Short problem = Repeat the material exactly, leaving nothing out.
>>>
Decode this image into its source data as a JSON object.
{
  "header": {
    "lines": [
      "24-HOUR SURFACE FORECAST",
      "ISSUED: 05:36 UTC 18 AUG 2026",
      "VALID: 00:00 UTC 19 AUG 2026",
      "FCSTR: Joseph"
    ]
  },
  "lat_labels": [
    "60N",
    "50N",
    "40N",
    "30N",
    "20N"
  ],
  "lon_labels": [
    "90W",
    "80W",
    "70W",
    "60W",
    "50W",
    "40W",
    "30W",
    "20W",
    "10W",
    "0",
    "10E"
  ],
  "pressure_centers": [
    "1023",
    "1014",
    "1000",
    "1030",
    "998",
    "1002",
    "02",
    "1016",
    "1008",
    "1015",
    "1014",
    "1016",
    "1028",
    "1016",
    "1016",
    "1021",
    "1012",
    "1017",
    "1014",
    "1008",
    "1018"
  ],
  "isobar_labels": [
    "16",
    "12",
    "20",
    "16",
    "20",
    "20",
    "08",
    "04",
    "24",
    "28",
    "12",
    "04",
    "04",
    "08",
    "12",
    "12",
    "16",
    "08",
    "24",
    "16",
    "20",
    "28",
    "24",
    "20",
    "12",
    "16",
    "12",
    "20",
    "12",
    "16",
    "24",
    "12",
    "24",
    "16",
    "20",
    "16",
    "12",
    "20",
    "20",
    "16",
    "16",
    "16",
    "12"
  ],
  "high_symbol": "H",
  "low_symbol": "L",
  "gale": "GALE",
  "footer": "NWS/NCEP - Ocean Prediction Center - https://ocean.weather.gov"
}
<<<
Answer for this exercise =
Decode this image into its source data as a JSON object.
{
  "header": {
    "lines": [
      "24-HOUR SURFACE FORECAST",
      "ISSUED: 05:36 UTC 18 AUG 2026",
      "VALID: 00:00 UTC 19 AUG 2026",
      "FCSTR: Joseph"
    ]
  },
  "lat_labels": [
    "60N",
    "50N",
    "40N",
    "30N",
    "20N"
  ],
  "lon_labels": [
    "90W",
    "80W",
    "70W",
    "60W",
    "50W",
    "40W",
    "30W",
    "20W",
    "10W",
    "0",
    "10E"
  ],
  "pressure_centers": [
    "1023",
    "1014",
    "1000",
    "1030",
    "998",
    "1002",
    "02",
    "1016",
    "1008",
    "1015",
    "1014",
    "1016",
    "1028",
    "1016",
    "1016",
    "1021",
    "1012",
    "1017",
    "1014",
    "1008",
    "1018"
  ],
  "isobar_labels": [
    "16",
    "12",
    "20",
    "16",
    "20",
    "20",
    "08",
    "04",
    "24",
    "28",
    "12",
    "04",
    "04",
    "08",
    "12",
    "12",
    "16",
    "08",
    "24",
    "16",
    "20",
    "28",
    "24",
    "20",
    "12",
    "16",
    "12",
    "20",
    "12",
    "16",
    "24",
    "12",
    "24",
    "16",
    "20",
    "16",
    "12",
    "20",
    "20",
    "16",
    "16",
    "16",
    "12"
  ],
  "high_symbol": "H",
  "low_symbol": "L",
  "gale": "GALE",
  "footer": "NWS/NCEP - Ocean Prediction Center - https://ocean.weather.gov"
}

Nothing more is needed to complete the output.